*Your task*
Check each line of the listing below for the string "BITTREX", and copy the ones that have it.

Excerpts from a figure dataset
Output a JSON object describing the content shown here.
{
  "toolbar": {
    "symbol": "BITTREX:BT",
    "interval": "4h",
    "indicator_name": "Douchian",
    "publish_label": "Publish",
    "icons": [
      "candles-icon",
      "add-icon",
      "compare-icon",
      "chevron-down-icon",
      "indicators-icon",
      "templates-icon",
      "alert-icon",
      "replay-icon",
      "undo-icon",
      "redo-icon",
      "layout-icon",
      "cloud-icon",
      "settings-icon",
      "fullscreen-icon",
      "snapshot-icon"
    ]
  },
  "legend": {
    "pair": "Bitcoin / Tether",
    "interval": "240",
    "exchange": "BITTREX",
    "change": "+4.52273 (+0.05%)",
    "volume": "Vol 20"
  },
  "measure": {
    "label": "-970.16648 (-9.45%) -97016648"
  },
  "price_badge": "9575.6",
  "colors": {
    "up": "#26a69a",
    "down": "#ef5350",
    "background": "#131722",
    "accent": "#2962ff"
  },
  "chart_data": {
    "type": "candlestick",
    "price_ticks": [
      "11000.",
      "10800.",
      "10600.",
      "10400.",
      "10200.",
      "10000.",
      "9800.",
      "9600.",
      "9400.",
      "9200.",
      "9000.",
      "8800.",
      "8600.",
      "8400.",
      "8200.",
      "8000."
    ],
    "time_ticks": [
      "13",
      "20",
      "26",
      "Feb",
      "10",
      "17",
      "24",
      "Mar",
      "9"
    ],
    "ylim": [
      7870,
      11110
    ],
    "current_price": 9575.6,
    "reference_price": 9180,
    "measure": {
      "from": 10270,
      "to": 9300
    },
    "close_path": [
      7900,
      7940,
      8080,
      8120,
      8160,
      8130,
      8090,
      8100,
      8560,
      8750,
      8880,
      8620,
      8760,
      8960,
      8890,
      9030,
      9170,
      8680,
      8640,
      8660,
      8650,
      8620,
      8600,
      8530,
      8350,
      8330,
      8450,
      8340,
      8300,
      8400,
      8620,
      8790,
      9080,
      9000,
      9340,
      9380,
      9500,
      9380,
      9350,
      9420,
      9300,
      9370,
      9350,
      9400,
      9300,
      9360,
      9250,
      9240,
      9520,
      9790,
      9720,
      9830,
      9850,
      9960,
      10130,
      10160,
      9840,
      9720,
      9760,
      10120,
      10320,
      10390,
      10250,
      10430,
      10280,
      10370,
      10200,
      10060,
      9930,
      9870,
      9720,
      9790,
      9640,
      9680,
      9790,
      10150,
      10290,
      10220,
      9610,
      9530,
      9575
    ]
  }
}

*Finished task*
    "symbol": "BITTREX:BT",
    "exchange": "BITTREX",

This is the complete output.